> _Exercise_
Extract the text of each entry below exactly, leaving every image behind.

> _Recorded data_

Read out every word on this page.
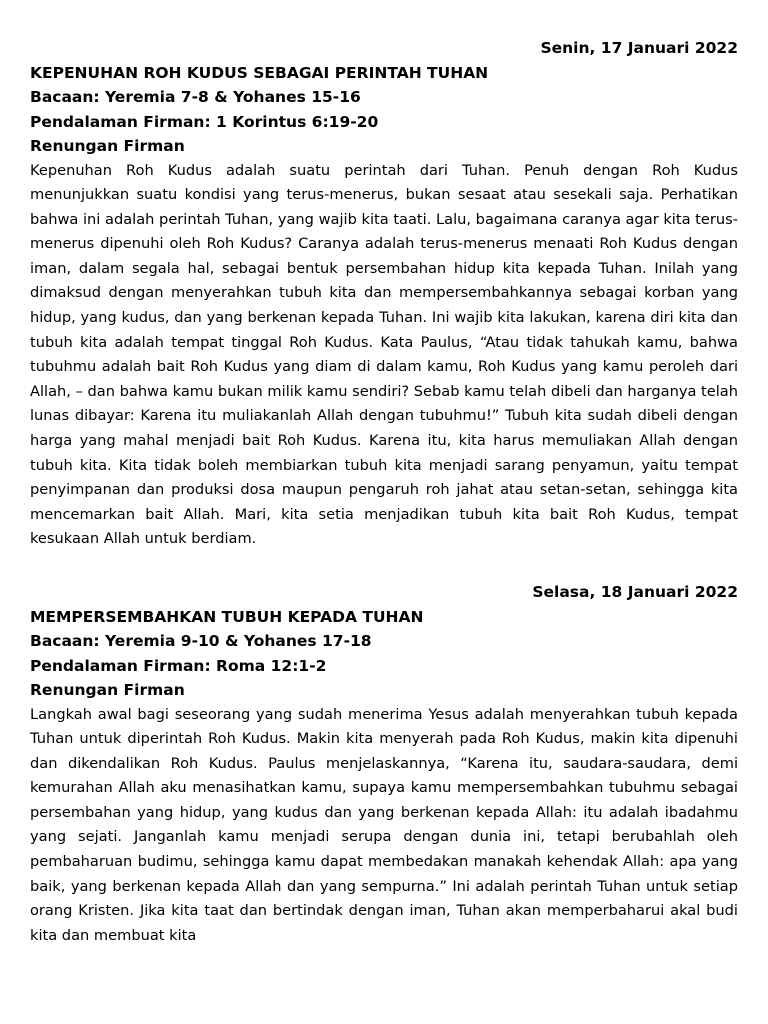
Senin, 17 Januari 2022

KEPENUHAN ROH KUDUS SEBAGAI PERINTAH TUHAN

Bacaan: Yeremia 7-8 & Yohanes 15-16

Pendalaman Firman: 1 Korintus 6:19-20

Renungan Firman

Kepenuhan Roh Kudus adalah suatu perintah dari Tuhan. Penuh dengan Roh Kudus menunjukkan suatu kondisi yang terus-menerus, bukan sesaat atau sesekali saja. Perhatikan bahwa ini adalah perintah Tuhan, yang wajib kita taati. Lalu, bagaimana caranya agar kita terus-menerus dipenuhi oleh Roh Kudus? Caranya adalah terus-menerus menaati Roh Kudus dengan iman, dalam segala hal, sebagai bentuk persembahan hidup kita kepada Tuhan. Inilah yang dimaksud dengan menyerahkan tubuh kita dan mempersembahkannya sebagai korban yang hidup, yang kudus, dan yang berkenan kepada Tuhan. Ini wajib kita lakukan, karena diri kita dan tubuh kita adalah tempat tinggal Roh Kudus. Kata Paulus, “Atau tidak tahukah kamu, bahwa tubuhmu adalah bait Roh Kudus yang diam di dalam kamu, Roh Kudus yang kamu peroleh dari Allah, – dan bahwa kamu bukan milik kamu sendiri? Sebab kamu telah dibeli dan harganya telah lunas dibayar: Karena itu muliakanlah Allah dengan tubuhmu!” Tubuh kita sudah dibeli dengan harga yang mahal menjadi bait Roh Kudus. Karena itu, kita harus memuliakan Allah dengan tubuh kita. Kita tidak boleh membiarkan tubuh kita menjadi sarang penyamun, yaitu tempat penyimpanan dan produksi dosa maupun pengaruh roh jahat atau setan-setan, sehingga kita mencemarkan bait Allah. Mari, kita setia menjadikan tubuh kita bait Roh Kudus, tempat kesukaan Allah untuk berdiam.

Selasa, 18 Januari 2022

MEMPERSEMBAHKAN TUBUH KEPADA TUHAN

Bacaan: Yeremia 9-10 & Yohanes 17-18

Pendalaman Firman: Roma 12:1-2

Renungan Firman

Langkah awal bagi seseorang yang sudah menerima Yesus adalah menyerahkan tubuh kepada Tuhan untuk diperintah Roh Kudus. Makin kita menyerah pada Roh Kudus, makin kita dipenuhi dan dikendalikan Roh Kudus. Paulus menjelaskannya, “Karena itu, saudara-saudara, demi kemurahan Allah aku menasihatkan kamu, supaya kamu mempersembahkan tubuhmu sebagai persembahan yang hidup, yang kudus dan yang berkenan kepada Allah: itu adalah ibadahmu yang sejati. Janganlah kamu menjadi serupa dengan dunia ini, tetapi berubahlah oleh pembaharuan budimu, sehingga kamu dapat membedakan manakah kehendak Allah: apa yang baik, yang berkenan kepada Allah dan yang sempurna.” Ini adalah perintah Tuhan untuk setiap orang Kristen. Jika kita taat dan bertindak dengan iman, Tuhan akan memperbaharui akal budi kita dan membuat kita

> _Exercise result_
Read out every word on this page.
Senin, 17 Januari 2022

KEPENUHAN ROH KUDUS SEBAGAI PERINTAH TUHAN

Bacaan: Yeremia 7-8 & Yohanes 15-16

Pendalaman Firman: 1 Korintus 6:19-20

Renungan Firman

Kepenuhan Roh Kudus adalah suatu perintah dari Tuhan. Penuh dengan Roh Kudus menunjukkan suatu kondisi yang terus-menerus, bukan sesaat atau sesekali saja. Perhatikan bahwa ini adalah perintah Tuhan, yang wajib kita taati. Lalu, bagaimana caranya agar kita terus-menerus dipenuhi oleh Roh Kudus? Caranya adalah terus-menerus menaati Roh Kudus dengan iman, dalam segala hal, sebagai bentuk persembahan hidup kita kepada Tuhan. Inilah yang dimaksud dengan menyerahkan tubuh kita dan mempersembahkannya sebagai korban yang hidup, yang kudus, dan yang berkenan kepada Tuhan. Ini wajib kita lakukan, karena diri kita dan tubuh kita adalah tempat tinggal Roh Kudus. Kata Paulus, “Atau tidak tahukah kamu, bahwa tubuhmu adalah bait Roh Kudus yang diam di dalam kamu, Roh Kudus yang kamu peroleh dari Allah, – dan bahwa kamu bukan milik kamu sendiri? Sebab kamu telah dibeli dan harganya telah lunas dibayar: Karena itu muliakanlah Allah dengan tubuhmu!” Tubuh kita sudah dibeli dengan harga yang mahal menjadi bait Roh Kudus. Karena itu, kita harus memuliakan Allah dengan tubuh kita. Kita tidak boleh membiarkan tubuh kita menjadi sarang penyamun, yaitu tempat penyimpanan dan produksi dosa maupun pengaruh roh jahat atau setan-setan, sehingga kita mencemarkan bait Allah. Mari, kita setia menjadikan tubuh kita bait Roh Kudus, tempat kesukaan Allah untuk berdiam.

Selasa, 18 Januari 2022

MEMPERSEMBAHKAN TUBUH KEPADA TUHAN

Bacaan: Yeremia 9-10 & Yohanes 17-18

Pendalaman Firman: Roma 12:1-2

Renungan Firman

Langkah awal bagi seseorang yang sudah menerima Yesus adalah menyerahkan tubuh kepada Tuhan untuk diperintah Roh Kudus. Makin kita menyerah pada Roh Kudus, makin kita dipenuhi dan dikendalikan Roh Kudus. Paulus menjelaskannya, “Karena itu, saudara-saudara, demi kemurahan Allah aku menasihatkan kamu, supaya kamu mempersembahkan tubuhmu sebagai persembahan yang hidup, yang kudus dan yang berkenan kepada Allah: itu adalah ibadahmu yang sejati. Janganlah kamu menjadi serupa dengan dunia ini, tetapi berubahlah oleh pembaharuan budimu, sehingga kamu dapat membedakan manakah kehendak Allah: apa yang baik, yang berkenan kepada Allah dan yang sempurna.” Ini adalah perintah Tuhan untuk setiap orang Kristen. Jika kita taat dan bertindak dengan iman, Tuhan akan memperbaharui akal budi kita dan membuat kita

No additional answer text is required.